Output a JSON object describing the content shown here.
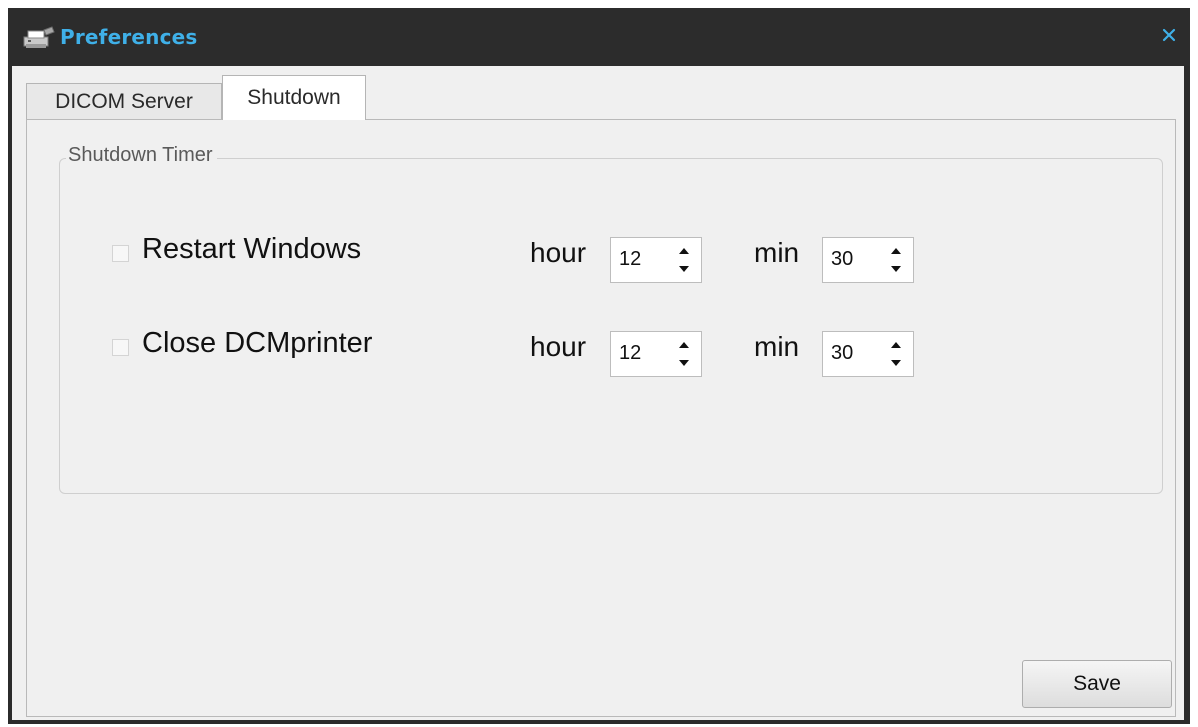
{
  "window": {
    "title": "Preferences",
    "icon": "printer-icon",
    "title_color": "#3fb0e8"
  },
  "tabs": [
    {
      "label": "DICOM Server",
      "selected": false
    },
    {
      "label": "Shutdown",
      "selected": true
    }
  ],
  "shutdown": {
    "group_title": "Shutdown Timer",
    "rows": [
      {
        "label": "Restart Windows",
        "checked": false,
        "hour_label": "hour",
        "hour": "12",
        "min_label": "min",
        "min": "30"
      },
      {
        "label": "Close DCMprinter",
        "checked": false,
        "hour_label": "hour",
        "hour": "12",
        "min_label": "min",
        "min": "30"
      }
    ]
  },
  "buttons": {
    "save": "Save"
  }
}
+++++
Stated problem
Write out the records above exactly as they appear, leaving out any pictures.

Solution for this problem
Output a JSON object describing the content shown here.
{
  "window": {
    "title": "Preferences",
    "icon": "printer-icon",
    "title_color": "#3fb0e8"
  },
  "tabs": [
    {
      "label": "DICOM Server",
      "selected": false
    },
    {
      "label": "Shutdown",
      "selected": true
    }
  ],
  "shutdown": {
    "group_title": "Shutdown Timer",
    "rows": [
      {
        "label": "Restart Windows",
        "checked": false,
        "hour_label": "hour",
        "hour": "12",
        "min_label": "min",
        "min": "30"
      },
      {
        "label": "Close DCMprinter",
        "checked": false,
        "hour_label": "hour",
        "hour": "12",
        "min_label": "min",
        "min": "30"
      }
    ]
  },
  "buttons": {
    "save": "Save"
  }
}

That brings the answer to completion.